SOURCE DOCUMENT:
** Begin **

You’ve survived the tutorial. You’ve franchised a restaurant or two. You know what a Grabber does and you’ve figured out that the Research Desk is important. And yet, something around Day 10 keeps going sideways, the customers pile up faster than you can cook, the queue drains to zero, and you’re watching another run collapse in real time.
I’ve been there. PlateUp! has this sneaky learning curve where the basics feel manageable right up until they don’t, and the jump from “I get it” to “I actually know what I’m doing” requires a completely different way of thinking about your restaurant. This guide covers exactly that gap, updated for the current state of the game in 2026. Whether you’re a solo player or running with a crew, there’s something here that will change how you play.
Let’s get into it.
First, Know What Kind of Run You’re Building
Before you pick a dish or place a single table, you need to decide what kind of run you’re going for. This sounds obvious, but most intermediate players skip this step entirely and end up with a kitchen that’s half-automated and a dining room that doesn’t match their playstyle.
There are two broad approaches:
High-volume runs lean on customer cards (more people, faster income) and dishes that cook quickly. Burgers, for instance, bring a 30% customer increase and cook on anything. The tradeoff is chaos. Running 80+ customers by Overtime Day 5 is genuinely stressful, especially solo. If you go this route, automation is not optional, it’s the entire plan from Day 1.
Controlled runs use food complexity cards to reduce customer groups (most sides, starters, and desserts knock groups down by around 15%) while making more money per table. Stir Fry, Steak, Pies, and Turkey all work beautifully here. You’ll serve 20-30 customers a day at some point but pocket significantly more per meal. Much more manageable, especially solo.
Most players should start with a controlled run and layer in complexity as they get comfortable. Taking every menu card available is a trap that turns your kitchen into a disaster by Day 8.
Picking Your Dish: The Current Meta
PlateUp! has added over 20 dishes since launch, and the current dish pool is more balanced than it’s ever been. Still, some dishes are clearly better than others for intermediate play.
S-Tier: The Dishes That Actually Work
Pies are the best solo dish in the game right now. They pay 8 coins each, automate extremely cleanly (Mixer handles flour to dough, Grabbers move everything, a Portioner handles the output), and Mashed Potato as a side freezes beautifully in a Frozen Prep Station. You could theoretically AFK your kitchen by Day 12 on a good Pies run.

** End **

(Collection entries)
** Begin **

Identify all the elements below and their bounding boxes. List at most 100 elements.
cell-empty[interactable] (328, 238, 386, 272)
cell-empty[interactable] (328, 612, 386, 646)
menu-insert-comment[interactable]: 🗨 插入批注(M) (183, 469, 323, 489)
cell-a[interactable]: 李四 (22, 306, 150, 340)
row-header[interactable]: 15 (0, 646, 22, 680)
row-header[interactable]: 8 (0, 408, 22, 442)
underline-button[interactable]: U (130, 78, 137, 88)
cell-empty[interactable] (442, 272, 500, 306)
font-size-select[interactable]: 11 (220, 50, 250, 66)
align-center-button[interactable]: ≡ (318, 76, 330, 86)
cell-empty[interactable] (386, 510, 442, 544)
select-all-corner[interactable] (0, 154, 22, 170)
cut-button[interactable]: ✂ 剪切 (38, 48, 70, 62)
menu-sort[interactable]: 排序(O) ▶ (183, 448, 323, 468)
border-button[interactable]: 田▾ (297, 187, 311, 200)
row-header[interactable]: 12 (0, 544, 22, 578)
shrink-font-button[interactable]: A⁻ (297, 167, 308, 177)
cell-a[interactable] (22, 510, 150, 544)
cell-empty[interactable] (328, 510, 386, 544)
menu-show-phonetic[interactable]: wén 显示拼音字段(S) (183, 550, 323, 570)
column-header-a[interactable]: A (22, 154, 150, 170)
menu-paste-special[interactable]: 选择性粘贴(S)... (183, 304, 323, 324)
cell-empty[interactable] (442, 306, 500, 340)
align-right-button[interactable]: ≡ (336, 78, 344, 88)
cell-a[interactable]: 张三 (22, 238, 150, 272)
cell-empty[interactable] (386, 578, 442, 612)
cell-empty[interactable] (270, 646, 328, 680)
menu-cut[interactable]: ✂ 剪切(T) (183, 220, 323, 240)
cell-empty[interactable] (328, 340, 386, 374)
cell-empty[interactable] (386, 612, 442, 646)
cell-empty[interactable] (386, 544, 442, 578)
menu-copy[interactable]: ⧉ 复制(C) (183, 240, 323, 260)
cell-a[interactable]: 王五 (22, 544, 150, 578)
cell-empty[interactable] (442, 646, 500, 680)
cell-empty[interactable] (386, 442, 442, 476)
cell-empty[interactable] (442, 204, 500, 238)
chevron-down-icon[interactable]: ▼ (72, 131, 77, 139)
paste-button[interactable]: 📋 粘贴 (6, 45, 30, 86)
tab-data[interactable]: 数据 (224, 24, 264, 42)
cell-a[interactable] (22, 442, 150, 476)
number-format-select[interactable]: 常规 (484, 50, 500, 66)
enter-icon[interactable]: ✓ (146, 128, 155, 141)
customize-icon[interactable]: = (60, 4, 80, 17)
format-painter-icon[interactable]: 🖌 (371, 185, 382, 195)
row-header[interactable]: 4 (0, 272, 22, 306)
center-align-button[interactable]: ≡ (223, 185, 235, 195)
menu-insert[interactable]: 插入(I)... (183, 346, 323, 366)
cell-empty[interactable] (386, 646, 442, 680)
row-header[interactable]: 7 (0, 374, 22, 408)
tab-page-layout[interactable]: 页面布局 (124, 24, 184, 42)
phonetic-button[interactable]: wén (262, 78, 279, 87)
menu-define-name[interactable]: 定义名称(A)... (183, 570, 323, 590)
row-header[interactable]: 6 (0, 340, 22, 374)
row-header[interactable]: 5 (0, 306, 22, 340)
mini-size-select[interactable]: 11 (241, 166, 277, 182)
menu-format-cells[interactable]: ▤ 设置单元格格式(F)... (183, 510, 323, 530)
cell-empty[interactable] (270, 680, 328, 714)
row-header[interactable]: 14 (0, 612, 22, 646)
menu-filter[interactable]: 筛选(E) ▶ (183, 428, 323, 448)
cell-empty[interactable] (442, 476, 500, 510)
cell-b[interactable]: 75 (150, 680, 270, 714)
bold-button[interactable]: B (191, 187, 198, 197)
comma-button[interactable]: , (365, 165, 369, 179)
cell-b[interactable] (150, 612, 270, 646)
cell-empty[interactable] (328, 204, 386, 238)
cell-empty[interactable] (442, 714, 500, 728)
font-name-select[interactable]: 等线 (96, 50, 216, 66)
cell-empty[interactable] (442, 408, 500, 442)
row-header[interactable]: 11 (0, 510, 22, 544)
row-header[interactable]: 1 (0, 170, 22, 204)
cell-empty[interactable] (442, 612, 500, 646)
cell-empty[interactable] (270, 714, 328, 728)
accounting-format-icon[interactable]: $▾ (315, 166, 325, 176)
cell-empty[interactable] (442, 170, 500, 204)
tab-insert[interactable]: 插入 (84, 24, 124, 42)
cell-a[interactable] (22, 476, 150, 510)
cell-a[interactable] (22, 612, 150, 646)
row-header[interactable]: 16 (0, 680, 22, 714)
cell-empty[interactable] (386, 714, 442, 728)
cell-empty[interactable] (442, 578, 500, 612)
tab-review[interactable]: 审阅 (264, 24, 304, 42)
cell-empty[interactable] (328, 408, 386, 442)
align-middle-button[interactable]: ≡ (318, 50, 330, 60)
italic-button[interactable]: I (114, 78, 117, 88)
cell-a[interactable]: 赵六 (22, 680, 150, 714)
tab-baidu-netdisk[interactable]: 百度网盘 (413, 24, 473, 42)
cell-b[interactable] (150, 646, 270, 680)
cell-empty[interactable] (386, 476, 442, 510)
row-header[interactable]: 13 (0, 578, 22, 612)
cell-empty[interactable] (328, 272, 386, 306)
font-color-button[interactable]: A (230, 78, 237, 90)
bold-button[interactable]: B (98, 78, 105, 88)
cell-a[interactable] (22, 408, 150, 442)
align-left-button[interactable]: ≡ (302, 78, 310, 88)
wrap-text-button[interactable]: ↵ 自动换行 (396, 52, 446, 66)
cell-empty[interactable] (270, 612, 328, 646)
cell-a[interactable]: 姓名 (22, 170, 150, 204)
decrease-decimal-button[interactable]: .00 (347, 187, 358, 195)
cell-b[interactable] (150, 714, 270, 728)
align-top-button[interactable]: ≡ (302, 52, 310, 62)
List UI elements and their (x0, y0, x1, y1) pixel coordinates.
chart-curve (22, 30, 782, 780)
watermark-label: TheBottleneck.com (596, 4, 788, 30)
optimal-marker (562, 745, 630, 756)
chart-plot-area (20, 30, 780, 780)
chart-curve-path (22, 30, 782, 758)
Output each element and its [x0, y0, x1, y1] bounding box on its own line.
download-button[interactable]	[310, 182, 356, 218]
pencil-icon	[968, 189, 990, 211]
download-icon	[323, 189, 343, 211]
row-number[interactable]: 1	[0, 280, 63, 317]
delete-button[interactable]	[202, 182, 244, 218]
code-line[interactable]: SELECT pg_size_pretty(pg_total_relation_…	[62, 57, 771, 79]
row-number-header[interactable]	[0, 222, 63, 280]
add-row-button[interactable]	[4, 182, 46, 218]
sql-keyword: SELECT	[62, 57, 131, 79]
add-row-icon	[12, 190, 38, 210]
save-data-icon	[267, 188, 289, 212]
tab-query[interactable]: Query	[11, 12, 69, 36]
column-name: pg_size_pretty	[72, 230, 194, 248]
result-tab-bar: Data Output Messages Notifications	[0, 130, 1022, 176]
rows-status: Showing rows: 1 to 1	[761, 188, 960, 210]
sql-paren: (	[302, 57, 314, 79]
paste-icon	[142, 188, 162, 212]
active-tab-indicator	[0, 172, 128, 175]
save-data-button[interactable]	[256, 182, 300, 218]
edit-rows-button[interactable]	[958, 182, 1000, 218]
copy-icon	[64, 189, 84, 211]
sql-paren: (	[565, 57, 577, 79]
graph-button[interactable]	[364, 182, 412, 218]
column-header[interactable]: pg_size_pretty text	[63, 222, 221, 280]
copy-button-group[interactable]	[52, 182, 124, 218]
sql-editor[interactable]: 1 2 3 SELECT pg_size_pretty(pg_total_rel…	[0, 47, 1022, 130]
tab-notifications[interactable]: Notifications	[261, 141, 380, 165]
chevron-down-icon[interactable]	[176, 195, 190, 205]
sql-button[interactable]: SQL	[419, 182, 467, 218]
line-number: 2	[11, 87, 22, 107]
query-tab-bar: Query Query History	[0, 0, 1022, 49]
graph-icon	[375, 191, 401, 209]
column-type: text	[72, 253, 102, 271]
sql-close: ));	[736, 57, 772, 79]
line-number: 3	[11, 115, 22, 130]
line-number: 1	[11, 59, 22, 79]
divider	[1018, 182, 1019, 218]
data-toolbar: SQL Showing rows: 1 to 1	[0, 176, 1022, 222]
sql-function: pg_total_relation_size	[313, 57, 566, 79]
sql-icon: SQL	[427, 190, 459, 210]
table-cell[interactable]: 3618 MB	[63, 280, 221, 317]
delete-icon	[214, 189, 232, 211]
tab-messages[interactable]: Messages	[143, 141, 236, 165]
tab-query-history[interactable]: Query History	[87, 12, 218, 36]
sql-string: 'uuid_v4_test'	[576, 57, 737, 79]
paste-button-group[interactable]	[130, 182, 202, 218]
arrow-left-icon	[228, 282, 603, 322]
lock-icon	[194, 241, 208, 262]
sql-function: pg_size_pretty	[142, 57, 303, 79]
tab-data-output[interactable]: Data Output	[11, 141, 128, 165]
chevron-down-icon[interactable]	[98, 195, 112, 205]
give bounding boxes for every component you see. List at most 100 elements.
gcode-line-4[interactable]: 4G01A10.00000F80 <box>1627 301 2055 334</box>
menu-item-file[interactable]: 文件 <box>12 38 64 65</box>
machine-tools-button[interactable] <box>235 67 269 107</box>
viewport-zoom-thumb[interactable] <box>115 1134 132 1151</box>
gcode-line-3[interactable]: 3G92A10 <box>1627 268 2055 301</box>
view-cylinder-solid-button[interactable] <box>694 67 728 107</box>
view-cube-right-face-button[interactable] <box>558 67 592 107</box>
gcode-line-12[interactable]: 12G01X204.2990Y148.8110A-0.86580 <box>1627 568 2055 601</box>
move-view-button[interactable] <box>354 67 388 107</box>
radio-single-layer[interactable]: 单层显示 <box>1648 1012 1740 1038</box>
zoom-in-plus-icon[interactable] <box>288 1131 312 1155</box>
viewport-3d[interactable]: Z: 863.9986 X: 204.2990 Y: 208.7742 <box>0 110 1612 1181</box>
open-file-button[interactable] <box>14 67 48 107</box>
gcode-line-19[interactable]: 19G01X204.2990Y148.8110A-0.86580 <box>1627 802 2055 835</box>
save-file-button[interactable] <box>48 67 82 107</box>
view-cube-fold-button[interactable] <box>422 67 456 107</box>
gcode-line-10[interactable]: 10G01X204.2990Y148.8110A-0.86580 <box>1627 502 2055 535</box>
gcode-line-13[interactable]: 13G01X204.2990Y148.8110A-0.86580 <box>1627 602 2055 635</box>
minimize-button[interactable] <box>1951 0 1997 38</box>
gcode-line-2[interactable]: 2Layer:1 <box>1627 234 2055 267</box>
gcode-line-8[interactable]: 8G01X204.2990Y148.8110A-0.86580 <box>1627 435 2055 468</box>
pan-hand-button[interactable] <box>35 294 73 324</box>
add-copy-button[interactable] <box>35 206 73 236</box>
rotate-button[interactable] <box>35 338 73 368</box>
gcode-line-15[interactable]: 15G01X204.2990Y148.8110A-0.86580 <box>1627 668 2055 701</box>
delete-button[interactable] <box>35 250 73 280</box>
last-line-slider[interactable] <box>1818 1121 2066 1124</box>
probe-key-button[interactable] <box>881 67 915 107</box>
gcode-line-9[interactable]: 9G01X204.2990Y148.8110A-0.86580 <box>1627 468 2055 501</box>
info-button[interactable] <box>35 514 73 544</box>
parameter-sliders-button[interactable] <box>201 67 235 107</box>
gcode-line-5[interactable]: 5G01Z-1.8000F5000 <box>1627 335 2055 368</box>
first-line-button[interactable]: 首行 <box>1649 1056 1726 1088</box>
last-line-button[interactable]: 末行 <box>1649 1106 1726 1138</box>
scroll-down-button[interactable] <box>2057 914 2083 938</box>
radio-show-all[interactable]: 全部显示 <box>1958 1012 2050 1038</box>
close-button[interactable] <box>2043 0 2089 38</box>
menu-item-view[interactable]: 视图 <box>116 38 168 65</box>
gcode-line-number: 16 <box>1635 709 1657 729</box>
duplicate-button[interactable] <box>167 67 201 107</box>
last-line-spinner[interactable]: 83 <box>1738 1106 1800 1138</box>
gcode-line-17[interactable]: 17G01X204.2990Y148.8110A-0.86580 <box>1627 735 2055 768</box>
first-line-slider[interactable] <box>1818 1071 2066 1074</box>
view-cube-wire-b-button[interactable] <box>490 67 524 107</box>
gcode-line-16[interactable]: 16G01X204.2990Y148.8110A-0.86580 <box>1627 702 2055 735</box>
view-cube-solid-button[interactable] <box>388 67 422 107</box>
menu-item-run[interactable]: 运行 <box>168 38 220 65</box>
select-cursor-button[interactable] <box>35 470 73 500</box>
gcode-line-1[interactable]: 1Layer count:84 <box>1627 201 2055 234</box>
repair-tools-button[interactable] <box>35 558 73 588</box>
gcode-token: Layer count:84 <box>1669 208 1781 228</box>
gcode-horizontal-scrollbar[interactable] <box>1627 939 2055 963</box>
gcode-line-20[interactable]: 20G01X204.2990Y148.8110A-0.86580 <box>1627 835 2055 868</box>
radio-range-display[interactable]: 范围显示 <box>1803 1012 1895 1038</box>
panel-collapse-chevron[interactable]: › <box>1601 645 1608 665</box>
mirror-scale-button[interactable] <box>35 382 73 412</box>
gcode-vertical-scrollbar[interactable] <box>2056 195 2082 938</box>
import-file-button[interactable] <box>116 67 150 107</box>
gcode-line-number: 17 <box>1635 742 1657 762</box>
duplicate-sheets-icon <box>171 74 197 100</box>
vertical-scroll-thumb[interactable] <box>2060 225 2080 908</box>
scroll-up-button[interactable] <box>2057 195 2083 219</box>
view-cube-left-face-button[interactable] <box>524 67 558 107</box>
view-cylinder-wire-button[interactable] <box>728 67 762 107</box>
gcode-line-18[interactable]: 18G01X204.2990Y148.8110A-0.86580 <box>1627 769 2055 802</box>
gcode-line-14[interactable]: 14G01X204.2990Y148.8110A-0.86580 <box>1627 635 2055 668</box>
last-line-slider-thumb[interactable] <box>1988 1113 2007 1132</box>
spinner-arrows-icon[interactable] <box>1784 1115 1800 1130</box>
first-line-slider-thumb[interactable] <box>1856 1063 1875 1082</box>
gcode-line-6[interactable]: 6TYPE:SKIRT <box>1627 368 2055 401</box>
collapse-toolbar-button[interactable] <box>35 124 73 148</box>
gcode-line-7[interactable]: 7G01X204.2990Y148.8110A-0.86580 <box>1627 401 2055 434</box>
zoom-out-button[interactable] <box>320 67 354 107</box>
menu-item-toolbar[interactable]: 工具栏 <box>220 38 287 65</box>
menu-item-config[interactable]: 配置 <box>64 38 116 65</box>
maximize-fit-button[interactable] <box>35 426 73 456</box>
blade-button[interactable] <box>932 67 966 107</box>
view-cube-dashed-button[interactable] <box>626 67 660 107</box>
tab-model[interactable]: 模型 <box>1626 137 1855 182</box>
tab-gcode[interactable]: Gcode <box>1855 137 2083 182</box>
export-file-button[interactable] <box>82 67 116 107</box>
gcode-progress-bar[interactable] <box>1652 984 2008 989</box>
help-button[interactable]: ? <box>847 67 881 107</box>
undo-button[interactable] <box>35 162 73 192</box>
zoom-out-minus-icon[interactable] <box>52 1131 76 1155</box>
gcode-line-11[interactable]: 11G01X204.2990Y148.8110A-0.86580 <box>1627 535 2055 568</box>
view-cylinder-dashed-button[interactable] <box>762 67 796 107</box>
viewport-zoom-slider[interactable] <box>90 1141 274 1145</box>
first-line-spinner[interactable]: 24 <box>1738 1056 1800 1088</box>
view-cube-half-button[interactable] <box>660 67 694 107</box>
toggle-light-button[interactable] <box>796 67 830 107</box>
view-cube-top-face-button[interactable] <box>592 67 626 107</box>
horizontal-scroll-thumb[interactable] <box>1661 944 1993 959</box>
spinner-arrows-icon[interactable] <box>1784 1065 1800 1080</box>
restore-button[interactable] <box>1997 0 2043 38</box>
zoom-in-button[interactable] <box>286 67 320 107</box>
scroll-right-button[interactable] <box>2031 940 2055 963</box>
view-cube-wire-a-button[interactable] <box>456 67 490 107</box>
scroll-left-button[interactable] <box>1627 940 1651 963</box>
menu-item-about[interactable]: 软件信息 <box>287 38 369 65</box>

** End **

From the PlateUp! guide above, extract the passage from "Most players should" up to and including "for intermediate play.".

Most players should start with a controlled run and layer in complexity as they get comfortable. Taking every menu card available is a trap that turns your kitchen into a disaster by Day 8.
Picking Your Dish: The Current Meta
PlateUp! has added over 20 dishes since launch, and the current dish pool is more balanced than it’s ever been. Still, some dishes are clearly better than others for intermediate play.